- _Work to do_
Find the lines of data that contain the string "إسناده", then list them.

- - - - -

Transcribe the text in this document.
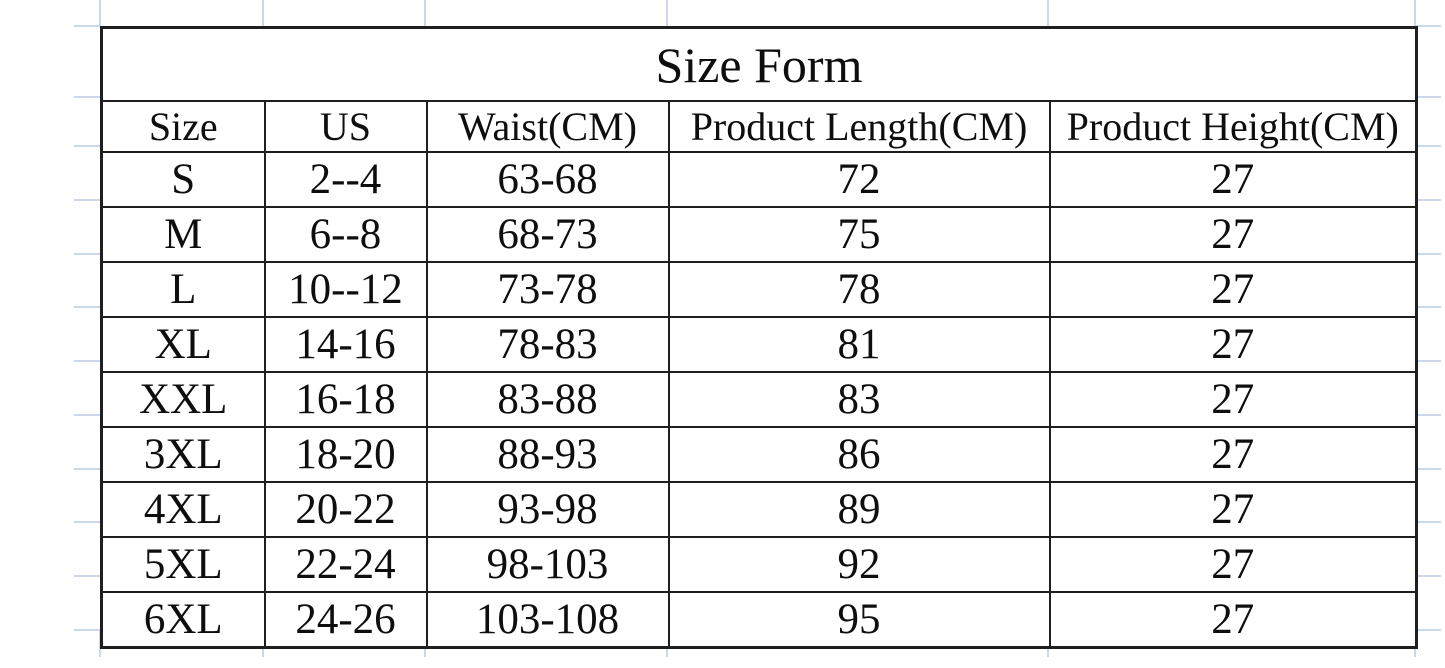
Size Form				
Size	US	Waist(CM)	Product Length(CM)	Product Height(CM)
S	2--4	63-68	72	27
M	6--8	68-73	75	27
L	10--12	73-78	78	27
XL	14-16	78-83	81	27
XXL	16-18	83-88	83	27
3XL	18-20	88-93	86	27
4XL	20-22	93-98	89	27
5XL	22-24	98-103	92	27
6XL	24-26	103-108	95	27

- - - - -

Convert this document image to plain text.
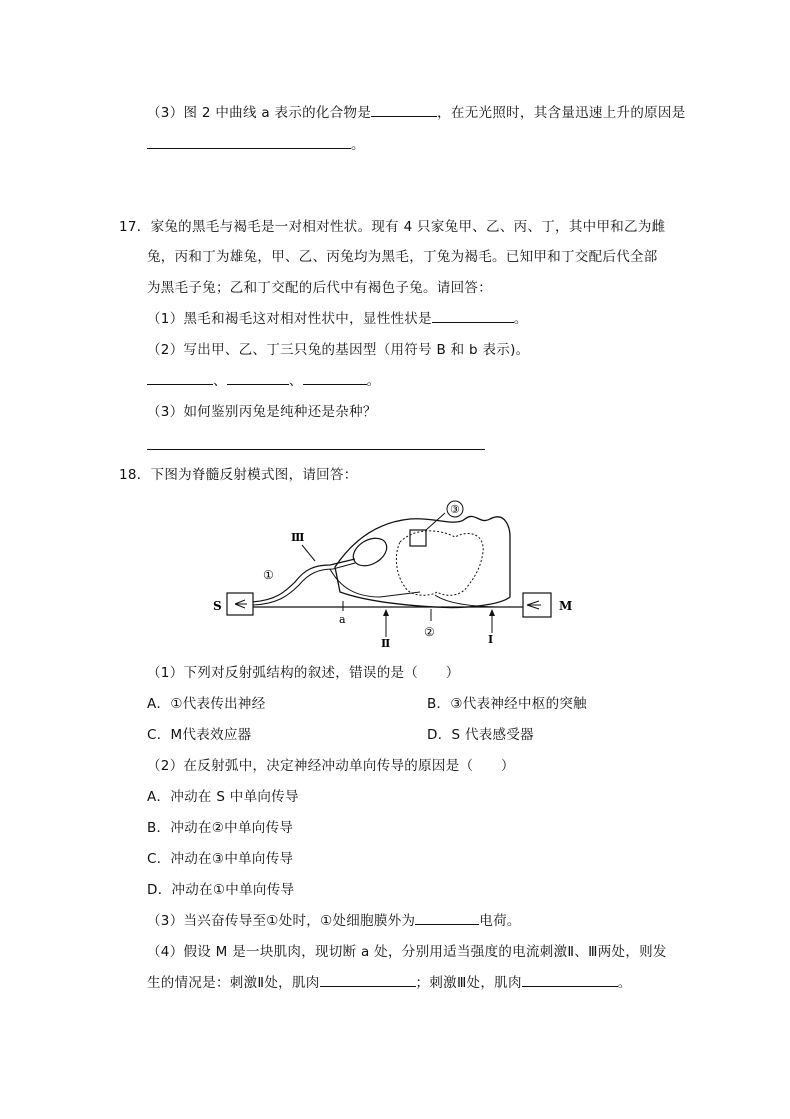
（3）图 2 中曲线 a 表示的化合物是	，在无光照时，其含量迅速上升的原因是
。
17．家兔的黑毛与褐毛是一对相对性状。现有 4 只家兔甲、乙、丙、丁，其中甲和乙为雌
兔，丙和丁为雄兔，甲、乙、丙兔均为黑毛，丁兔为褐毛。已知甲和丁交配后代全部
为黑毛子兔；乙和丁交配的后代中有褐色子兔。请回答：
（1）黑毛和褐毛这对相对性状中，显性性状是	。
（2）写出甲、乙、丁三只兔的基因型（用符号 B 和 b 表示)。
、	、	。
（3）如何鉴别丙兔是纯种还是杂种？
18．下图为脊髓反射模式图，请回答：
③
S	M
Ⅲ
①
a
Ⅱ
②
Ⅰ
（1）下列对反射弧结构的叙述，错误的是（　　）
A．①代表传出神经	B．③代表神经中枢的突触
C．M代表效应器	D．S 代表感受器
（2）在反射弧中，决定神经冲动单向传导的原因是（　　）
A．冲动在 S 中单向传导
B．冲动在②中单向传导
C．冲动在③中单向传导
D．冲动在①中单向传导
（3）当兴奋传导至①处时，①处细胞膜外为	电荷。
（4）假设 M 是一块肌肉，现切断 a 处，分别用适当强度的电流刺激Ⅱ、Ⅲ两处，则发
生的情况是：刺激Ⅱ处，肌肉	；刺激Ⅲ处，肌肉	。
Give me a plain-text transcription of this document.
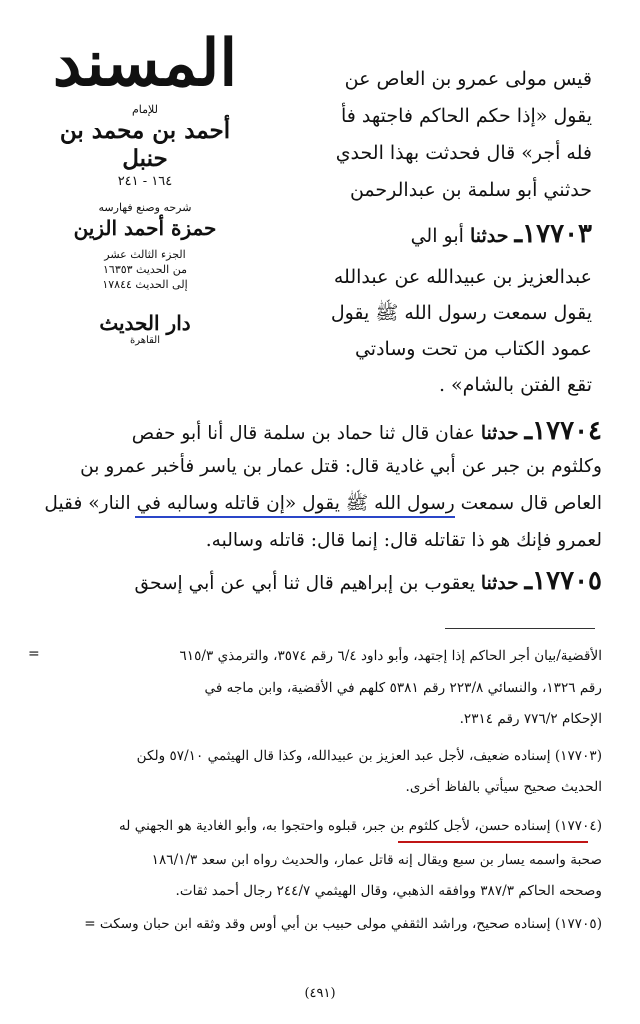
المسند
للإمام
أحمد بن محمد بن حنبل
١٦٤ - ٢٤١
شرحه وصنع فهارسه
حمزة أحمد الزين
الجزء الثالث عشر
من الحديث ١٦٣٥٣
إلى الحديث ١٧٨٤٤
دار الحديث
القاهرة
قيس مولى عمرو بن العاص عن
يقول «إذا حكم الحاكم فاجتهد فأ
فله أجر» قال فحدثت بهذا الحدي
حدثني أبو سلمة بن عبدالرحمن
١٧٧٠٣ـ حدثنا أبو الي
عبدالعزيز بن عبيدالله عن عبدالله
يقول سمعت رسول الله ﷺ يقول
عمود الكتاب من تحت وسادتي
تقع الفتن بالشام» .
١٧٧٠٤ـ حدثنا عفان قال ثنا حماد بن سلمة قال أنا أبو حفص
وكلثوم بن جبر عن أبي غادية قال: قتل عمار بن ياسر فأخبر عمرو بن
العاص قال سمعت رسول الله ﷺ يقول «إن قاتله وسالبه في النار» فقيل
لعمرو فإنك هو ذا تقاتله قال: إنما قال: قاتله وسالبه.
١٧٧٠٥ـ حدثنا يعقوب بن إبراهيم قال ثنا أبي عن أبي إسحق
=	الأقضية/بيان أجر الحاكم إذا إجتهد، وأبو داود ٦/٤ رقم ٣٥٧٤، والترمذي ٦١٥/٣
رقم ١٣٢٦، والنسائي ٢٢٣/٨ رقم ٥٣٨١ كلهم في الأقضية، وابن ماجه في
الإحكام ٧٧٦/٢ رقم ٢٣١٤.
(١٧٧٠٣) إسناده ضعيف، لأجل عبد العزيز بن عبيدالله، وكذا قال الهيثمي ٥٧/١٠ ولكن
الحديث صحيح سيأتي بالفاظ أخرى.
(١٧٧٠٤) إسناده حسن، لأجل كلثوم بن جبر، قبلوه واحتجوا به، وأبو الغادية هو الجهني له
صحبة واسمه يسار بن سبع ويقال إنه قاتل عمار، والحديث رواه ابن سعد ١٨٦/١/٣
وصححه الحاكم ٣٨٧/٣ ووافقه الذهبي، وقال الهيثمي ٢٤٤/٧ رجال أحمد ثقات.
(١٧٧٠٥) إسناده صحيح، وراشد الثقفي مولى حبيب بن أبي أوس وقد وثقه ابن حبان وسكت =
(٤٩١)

- - - - -

- _Reply to the task_
(١٧٧٠٣) إسناده ضعيف، لأجل عبد العزيز بن عبيدالله، وكذا قال الهيثمي ٥٧/١٠ ولكن
(١٧٧٠٤) إسناده حسن، لأجل كلثوم بن جبر، قبلوه واحتجوا به، وأبو الغادية هو الجهني له
(١٧٧٠٥) إسناده صحيح، وراشد الثقفي مولى حبيب بن أبي أوس وقد وثقه ابن حبان وسكت =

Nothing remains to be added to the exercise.